Structured figure records

* * *

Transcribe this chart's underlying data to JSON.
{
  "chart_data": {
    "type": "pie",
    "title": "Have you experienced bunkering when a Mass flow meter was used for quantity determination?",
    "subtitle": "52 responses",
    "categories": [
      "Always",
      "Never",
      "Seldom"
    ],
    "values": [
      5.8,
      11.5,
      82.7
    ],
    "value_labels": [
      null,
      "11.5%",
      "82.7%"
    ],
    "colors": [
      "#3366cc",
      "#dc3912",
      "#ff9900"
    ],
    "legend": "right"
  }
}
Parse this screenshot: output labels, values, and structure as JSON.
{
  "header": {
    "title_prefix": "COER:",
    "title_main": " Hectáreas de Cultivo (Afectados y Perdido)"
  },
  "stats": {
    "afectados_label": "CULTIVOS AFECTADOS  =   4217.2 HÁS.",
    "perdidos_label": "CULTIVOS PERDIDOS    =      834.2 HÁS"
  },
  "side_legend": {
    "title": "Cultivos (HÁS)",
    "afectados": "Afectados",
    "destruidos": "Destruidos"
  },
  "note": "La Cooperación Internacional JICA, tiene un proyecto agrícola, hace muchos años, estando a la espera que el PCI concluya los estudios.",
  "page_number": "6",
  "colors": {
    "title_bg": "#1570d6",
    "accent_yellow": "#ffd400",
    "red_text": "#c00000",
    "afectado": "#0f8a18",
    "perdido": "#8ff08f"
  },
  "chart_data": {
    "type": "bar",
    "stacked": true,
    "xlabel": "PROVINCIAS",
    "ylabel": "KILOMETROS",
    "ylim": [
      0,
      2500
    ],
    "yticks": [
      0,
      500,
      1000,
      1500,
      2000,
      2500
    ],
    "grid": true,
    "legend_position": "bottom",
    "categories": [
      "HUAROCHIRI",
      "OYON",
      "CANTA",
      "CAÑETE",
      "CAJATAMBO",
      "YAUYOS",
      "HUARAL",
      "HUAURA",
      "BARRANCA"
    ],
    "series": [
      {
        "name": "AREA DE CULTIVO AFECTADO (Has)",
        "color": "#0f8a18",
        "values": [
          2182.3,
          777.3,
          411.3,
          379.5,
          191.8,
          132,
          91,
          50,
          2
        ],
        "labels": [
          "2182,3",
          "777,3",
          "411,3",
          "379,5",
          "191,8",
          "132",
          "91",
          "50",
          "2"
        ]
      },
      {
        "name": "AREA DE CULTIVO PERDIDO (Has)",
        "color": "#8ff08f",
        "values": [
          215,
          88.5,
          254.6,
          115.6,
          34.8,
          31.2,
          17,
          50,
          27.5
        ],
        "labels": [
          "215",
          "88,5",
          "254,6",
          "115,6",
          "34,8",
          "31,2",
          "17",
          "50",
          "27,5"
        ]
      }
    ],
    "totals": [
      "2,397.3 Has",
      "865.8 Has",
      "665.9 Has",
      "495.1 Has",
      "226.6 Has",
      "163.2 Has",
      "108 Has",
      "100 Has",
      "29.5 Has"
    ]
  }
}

* * *

__Task statement__:
Which lines of the data include "JSON"? Copy each of them.

__Solved problem__:
Transcribe this chart's underlying data to JSON.
Parse this screenshot: output labels, values, and structure as JSON.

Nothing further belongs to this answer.